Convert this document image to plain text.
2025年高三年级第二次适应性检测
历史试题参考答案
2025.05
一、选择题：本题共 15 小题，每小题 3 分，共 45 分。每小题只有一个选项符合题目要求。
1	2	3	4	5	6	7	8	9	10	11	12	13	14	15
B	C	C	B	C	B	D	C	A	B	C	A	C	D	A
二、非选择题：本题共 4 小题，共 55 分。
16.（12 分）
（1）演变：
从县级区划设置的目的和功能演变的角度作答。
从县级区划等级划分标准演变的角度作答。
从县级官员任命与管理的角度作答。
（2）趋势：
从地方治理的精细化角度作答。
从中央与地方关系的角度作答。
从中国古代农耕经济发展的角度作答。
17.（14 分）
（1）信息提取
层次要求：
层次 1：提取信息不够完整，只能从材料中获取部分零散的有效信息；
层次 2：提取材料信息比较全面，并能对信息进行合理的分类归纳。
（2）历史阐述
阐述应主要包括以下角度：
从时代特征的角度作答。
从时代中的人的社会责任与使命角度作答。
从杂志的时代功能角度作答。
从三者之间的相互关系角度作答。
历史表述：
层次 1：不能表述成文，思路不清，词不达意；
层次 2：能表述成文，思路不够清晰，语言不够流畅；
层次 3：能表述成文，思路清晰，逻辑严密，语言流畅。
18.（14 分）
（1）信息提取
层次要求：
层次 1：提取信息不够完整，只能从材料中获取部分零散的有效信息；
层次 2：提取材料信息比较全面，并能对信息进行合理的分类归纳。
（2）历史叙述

--------

### Work to complete
Reproduce every line of the material above exactly.

### Reply to the exercise
Convert this document image to plain text.
2025年高三年级第二次适应性检测
历史试题参考答案
2025.05
一、选择题：本题共 15 小题，每小题 3 分，共 45 分。每小题只有一个选项符合题目要求。
1	2	3	4	5	6	7	8	9	10	11	12	13	14	15
B	C	C	B	C	B	D	C	A	B	C	A	C	D	A
二、非选择题：本题共 4 小题，共 55 分。
16.（12 分）
（1）演变：
从县级区划设置的目的和功能演变的角度作答。
从县级区划等级划分标准演变的角度作答。
从县级官员任命与管理的角度作答。
（2）趋势：
从地方治理的精细化角度作答。
从中央与地方关系的角度作答。
从中国古代农耕经济发展的角度作答。
17.（14 分）
（1）信息提取
层次要求：
层次 1：提取信息不够完整，只能从材料中获取部分零散的有效信息；
层次 2：提取材料信息比较全面，并能对信息进行合理的分类归纳。
（2）历史阐述
阐述应主要包括以下角度：
从时代特征的角度作答。
从时代中的人的社会责任与使命角度作答。
从杂志的时代功能角度作答。
从三者之间的相互关系角度作答。
历史表述：
层次 1：不能表述成文，思路不清，词不达意；
层次 2：能表述成文，思路不够清晰，语言不够流畅；
层次 3：能表述成文，思路清晰，逻辑严密，语言流畅。
18.（14 分）
（1）信息提取
层次要求：
层次 1：提取信息不够完整，只能从材料中获取部分零散的有效信息；
层次 2：提取材料信息比较全面，并能对信息进行合理的分类归纳。
（2）历史叙述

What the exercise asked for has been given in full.